[Stored dataset items]
* BEGIN *

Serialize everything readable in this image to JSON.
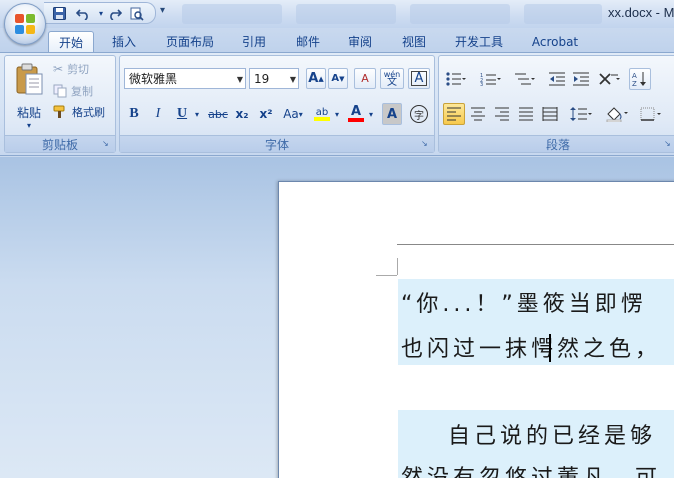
{
  "window": {
    "title": "xx.docx - M"
  },
  "quick_access": {
    "items": [
      "save-icon",
      "undo-icon",
      "redo-icon",
      "print-preview-icon"
    ],
    "more": "▾"
  },
  "ribbon_tabs": [
    "开始",
    "插入",
    "页面布局",
    "引用",
    "邮件",
    "审阅",
    "视图",
    "开发工具",
    "Acrobat"
  ],
  "clipboard": {
    "paste_label": "粘贴",
    "cut_label": "剪切",
    "copy_label": "复制",
    "format_painter_label": "格式刷",
    "group_label": "剪贴板"
  },
  "font": {
    "font_name": "微软雅黑",
    "font_size": "19",
    "grow": "A",
    "shrink": "A",
    "clear_format": "A",
    "phonetic": "wén",
    "border_char": "A",
    "bold": "B",
    "italic": "I",
    "underline": "U",
    "strikethrough": "abc",
    "subscript": "x₂",
    "superscript": "x²",
    "change_case": "Aa",
    "highlight": "ab",
    "font_color": "A",
    "char_shading": "A",
    "enclose": "字",
    "group_label": "字体"
  },
  "paragraph": {
    "group_label": "段落"
  },
  "document": {
    "line1": "“你...！”墨筱当即愣",
    "line2": "也闪过一抹愕然之色，",
    "line3": "自己说的已经是够",
    "line4": "然没有忽悠过董凡，可"
  },
  "colors": {
    "highlight_yellow": "#ffff00",
    "font_red": "#ff0000",
    "selection": "#dcf0fb"
  }
}
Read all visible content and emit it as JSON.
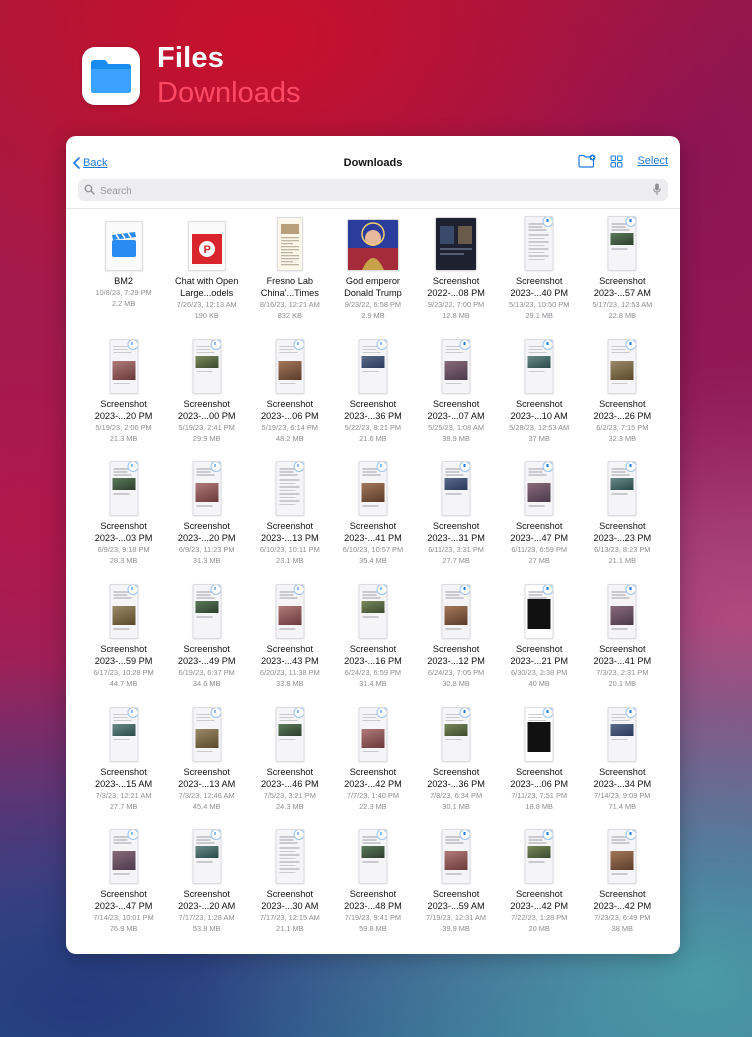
{
  "app": {
    "name": "Files",
    "location": "Downloads"
  },
  "nav": {
    "back_label": "Back",
    "title": "Downloads",
    "select_label": "Select"
  },
  "search": {
    "placeholder": "Search"
  },
  "colors": {
    "accent": "#1f7ae0",
    "location": "#ff4a66"
  },
  "files": [
    {
      "name1": "BM2",
      "name2": "",
      "date": "10/8/23, 7:29 PM",
      "size": "2.2 MB",
      "kind": "clapper-icon"
    },
    {
      "name1": "Chat with Open",
      "name2": "Large...odels",
      "date": "7/26/23, 12:13 AM",
      "size": "190 KB",
      "kind": "slides-icon"
    },
    {
      "name1": "Fresno Lab",
      "name2": "China'...Times",
      "date": "8/16/23, 12:21 AM",
      "size": "832 KB",
      "kind": "article"
    },
    {
      "name1": "God emperor",
      "name2": "Donald Trump",
      "date": "9/23/22, 6:58 PM",
      "size": "2.9 MB",
      "kind": "photo-square"
    },
    {
      "name1": "Screenshot",
      "name2": "2022-...08 PM",
      "date": "9/23/22, 7:00 PM",
      "size": "12.8 MB",
      "kind": "tablet-dark"
    },
    {
      "name1": "Screenshot",
      "name2": "2023-...40 PM",
      "date": "5/13/23, 10:50 PM",
      "size": "29.1 MB",
      "kind": "phone-text"
    },
    {
      "name1": "Screenshot",
      "name2": "2023-...57 AM",
      "date": "5/17/23, 12:53 AM",
      "size": "22.8 MB",
      "kind": "phone-photo"
    },
    {
      "name1": "Screenshot",
      "name2": "2023-...20 PM",
      "date": "5/19/23, 2:06 PM",
      "size": "21.3 MB",
      "kind": "phone-photo"
    },
    {
      "name1": "Screenshot",
      "name2": "2023-...00 PM",
      "date": "5/19/23, 2:41 PM",
      "size": "29.9 MB",
      "kind": "phone-photo"
    },
    {
      "name1": "Screenshot",
      "name2": "2023-...06 PM",
      "date": "5/19/23, 6:14 PM",
      "size": "48.2 MB",
      "kind": "phone-photo"
    },
    {
      "name1": "Screenshot",
      "name2": "2023-...36 PM",
      "date": "5/22/23, 8:21 PM",
      "size": "21.6 MB",
      "kind": "phone-photo"
    },
    {
      "name1": "Screenshot",
      "name2": "2023-...07 AM",
      "date": "5/25/23, 1:08 AM",
      "size": "38.9 MB",
      "kind": "phone-photo"
    },
    {
      "name1": "Screenshot",
      "name2": "2023-...10 AM",
      "date": "5/28/23, 12:53 AM",
      "size": "37 MB",
      "kind": "phone-photo"
    },
    {
      "name1": "Screenshot",
      "name2": "2023-...26 PM",
      "date": "6/2/23, 7:15 PM",
      "size": "32.3 MB",
      "kind": "phone-photo"
    },
    {
      "name1": "Screenshot",
      "name2": "2023-...03 PM",
      "date": "6/9/23, 9:18 PM",
      "size": "28.3 MB",
      "kind": "phone-photo"
    },
    {
      "name1": "Screenshot",
      "name2": "2023-...20 PM",
      "date": "6/9/23, 11:23 PM",
      "size": "31.3 MB",
      "kind": "phone-photo"
    },
    {
      "name1": "Screenshot",
      "name2": "2023-...13 PM",
      "date": "6/10/23, 10:11 PM",
      "size": "23.1 MB",
      "kind": "phone-text"
    },
    {
      "name1": "Screenshot",
      "name2": "2023-...41 PM",
      "date": "6/10/23, 10:57 PM",
      "size": "35.4 MB",
      "kind": "phone-photo"
    },
    {
      "name1": "Screenshot",
      "name2": "2023-...31 PM",
      "date": "6/11/23, 3:31 PM",
      "size": "27.7 MB",
      "kind": "phone-photo"
    },
    {
      "name1": "Screenshot",
      "name2": "2023-...47 PM",
      "date": "6/11/23, 6:59 PM",
      "size": "27 MB",
      "kind": "phone-photo"
    },
    {
      "name1": "Screenshot",
      "name2": "2023-...23 PM",
      "date": "6/13/23, 8:23 PM",
      "size": "21.1 MB",
      "kind": "phone-photo"
    },
    {
      "name1": "Screenshot",
      "name2": "2023-...59 PM",
      "date": "6/17/23, 10:28 PM",
      "size": "44.7 MB",
      "kind": "phone-photo"
    },
    {
      "name1": "Screenshot",
      "name2": "2023-...49 PM",
      "date": "6/19/23, 6:37 PM",
      "size": "34.6 MB",
      "kind": "phone-photo"
    },
    {
      "name1": "Screenshot",
      "name2": "2023-...43 PM",
      "date": "6/20/23, 11:38 PM",
      "size": "33.8 MB",
      "kind": "phone-photo"
    },
    {
      "name1": "Screenshot",
      "name2": "2023-...16 PM",
      "date": "6/24/23, 6:59 PM",
      "size": "31.4 MB",
      "kind": "phone-photo"
    },
    {
      "name1": "Screenshot",
      "name2": "2023-...12 PM",
      "date": "6/24/23, 7:05 PM",
      "size": "30.8 MB",
      "kind": "phone-photo"
    },
    {
      "name1": "Screenshot",
      "name2": "2023-...21 PM",
      "date": "6/30/23, 2:38 PM",
      "size": "40 MB",
      "kind": "phone-dark"
    },
    {
      "name1": "Screenshot",
      "name2": "2023-...41 PM",
      "date": "7/3/23, 2:31 PM",
      "size": "20.1 MB",
      "kind": "phone-photo"
    },
    {
      "name1": "Screenshot",
      "name2": "2023-...15 AM",
      "date": "7/3/23, 12:21 AM",
      "size": "27.7 MB",
      "kind": "phone-photo"
    },
    {
      "name1": "Screenshot",
      "name2": "2023-...13 AM",
      "date": "7/3/23, 12:46 AM",
      "size": "45.4 MB",
      "kind": "phone-photo"
    },
    {
      "name1": "Screenshot",
      "name2": "2023-...46 PM",
      "date": "7/5/23, 3:21 PM",
      "size": "24.3 MB",
      "kind": "phone-photo"
    },
    {
      "name1": "Screenshot",
      "name2": "2023-...42 PM",
      "date": "7/7/23, 1:40 PM",
      "size": "22.3 MB",
      "kind": "phone-photo"
    },
    {
      "name1": "Screenshot",
      "name2": "2023-...36 PM",
      "date": "7/8/23, 6:34 PM",
      "size": "30.1 MB",
      "kind": "phone-photo"
    },
    {
      "name1": "Screenshot",
      "name2": "2023-...06 PM",
      "date": "7/11/23, 7:51 PM",
      "size": "18.8 MB",
      "kind": "phone-dark"
    },
    {
      "name1": "Screenshot",
      "name2": "2023-...34 PM",
      "date": "7/14/23, 9:09 PM",
      "size": "71.4 MB",
      "kind": "phone-photo"
    },
    {
      "name1": "Screenshot",
      "name2": "2023-...47 PM",
      "date": "7/14/23, 10:01 PM",
      "size": "76.9 MB",
      "kind": "phone-photo"
    },
    {
      "name1": "Screenshot",
      "name2": "2023-...20 AM",
      "date": "7/17/23, 1:28 AM",
      "size": "53.8 MB",
      "kind": "phone-photo"
    },
    {
      "name1": "Screenshot",
      "name2": "2023-...30 AM",
      "date": "7/17/23, 12:15 AM",
      "size": "21.1 MB",
      "kind": "phone-text"
    },
    {
      "name1": "Screenshot",
      "name2": "2023-...48 PM",
      "date": "7/19/23, 9:41 PM",
      "size": "59.8 MB",
      "kind": "phone-photo"
    },
    {
      "name1": "Screenshot",
      "name2": "2023-...59 AM",
      "date": "7/19/23, 12:31 AM",
      "size": "39.9 MB",
      "kind": "phone-photo"
    },
    {
      "name1": "Screenshot",
      "name2": "2023-...42 PM",
      "date": "7/22/23, 1:28 PM",
      "size": "20 MB",
      "kind": "phone-photo"
    },
    {
      "name1": "Screenshot",
      "name2": "2023-...42 PM",
      "date": "7/23/23, 6:49 PM",
      "size": "38 MB",
      "kind": "phone-photo"
    }
  ]
}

* END *

- OBJECTIVE
Tell how many lines hold the string "Downloads", giving the number and nothing else.

- WRITTEN RESPONSE
2